Give the count of lines holding the string "自己慢慢加" and nothing else.
═══ Data provided ═══
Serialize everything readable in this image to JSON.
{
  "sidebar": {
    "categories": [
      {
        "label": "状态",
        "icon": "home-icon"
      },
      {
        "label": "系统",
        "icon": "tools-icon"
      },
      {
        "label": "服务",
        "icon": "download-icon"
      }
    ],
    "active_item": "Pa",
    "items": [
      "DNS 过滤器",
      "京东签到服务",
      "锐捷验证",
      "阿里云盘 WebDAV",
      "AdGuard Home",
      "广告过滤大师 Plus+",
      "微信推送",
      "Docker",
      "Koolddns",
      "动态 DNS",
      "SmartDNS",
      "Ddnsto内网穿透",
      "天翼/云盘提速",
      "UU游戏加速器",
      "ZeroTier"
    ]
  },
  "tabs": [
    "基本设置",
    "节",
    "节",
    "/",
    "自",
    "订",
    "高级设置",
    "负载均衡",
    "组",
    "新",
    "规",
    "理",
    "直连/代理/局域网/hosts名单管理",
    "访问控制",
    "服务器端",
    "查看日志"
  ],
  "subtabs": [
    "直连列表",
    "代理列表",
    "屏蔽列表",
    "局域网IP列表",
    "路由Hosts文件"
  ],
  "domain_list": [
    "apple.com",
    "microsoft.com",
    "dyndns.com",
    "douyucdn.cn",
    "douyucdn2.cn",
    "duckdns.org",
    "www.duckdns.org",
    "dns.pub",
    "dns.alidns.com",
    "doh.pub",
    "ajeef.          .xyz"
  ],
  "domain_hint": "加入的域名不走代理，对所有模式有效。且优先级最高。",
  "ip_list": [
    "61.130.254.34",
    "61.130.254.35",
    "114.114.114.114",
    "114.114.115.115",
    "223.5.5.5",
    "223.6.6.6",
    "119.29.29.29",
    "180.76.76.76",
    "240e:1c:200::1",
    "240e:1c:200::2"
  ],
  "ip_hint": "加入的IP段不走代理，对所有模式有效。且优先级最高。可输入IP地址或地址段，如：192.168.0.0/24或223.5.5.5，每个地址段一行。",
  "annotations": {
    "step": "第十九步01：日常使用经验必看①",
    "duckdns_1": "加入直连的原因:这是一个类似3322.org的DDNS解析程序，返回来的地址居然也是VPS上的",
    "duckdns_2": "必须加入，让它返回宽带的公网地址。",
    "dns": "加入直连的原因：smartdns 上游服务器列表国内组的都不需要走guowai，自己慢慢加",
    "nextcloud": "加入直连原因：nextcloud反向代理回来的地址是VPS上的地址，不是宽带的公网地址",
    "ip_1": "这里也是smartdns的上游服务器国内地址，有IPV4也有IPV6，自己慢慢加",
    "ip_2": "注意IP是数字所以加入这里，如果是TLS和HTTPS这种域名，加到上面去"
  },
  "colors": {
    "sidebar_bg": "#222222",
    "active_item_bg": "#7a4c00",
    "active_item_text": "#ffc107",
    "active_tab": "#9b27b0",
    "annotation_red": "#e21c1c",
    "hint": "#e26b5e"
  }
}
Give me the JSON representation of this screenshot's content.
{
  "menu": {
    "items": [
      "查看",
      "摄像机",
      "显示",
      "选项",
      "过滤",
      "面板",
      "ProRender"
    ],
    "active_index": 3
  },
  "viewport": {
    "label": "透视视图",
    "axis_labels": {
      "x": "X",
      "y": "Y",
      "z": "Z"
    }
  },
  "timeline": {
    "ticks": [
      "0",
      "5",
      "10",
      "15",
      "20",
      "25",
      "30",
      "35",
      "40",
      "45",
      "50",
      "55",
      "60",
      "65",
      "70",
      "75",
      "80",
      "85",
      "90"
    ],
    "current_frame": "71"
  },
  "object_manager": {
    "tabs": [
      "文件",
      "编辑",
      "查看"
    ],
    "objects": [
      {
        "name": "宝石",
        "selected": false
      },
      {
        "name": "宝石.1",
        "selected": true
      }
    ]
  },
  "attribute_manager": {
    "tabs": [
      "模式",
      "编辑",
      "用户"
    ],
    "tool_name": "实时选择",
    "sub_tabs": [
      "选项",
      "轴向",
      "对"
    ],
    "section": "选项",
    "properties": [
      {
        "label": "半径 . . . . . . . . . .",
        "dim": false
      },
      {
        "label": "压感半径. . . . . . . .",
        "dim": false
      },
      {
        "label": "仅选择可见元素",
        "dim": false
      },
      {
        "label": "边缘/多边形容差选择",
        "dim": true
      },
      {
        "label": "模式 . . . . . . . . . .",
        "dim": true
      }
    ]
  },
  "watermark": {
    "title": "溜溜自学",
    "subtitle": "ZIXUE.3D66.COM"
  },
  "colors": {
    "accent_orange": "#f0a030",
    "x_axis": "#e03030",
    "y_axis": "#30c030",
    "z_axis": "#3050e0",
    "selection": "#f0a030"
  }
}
═══
### Solution below:
2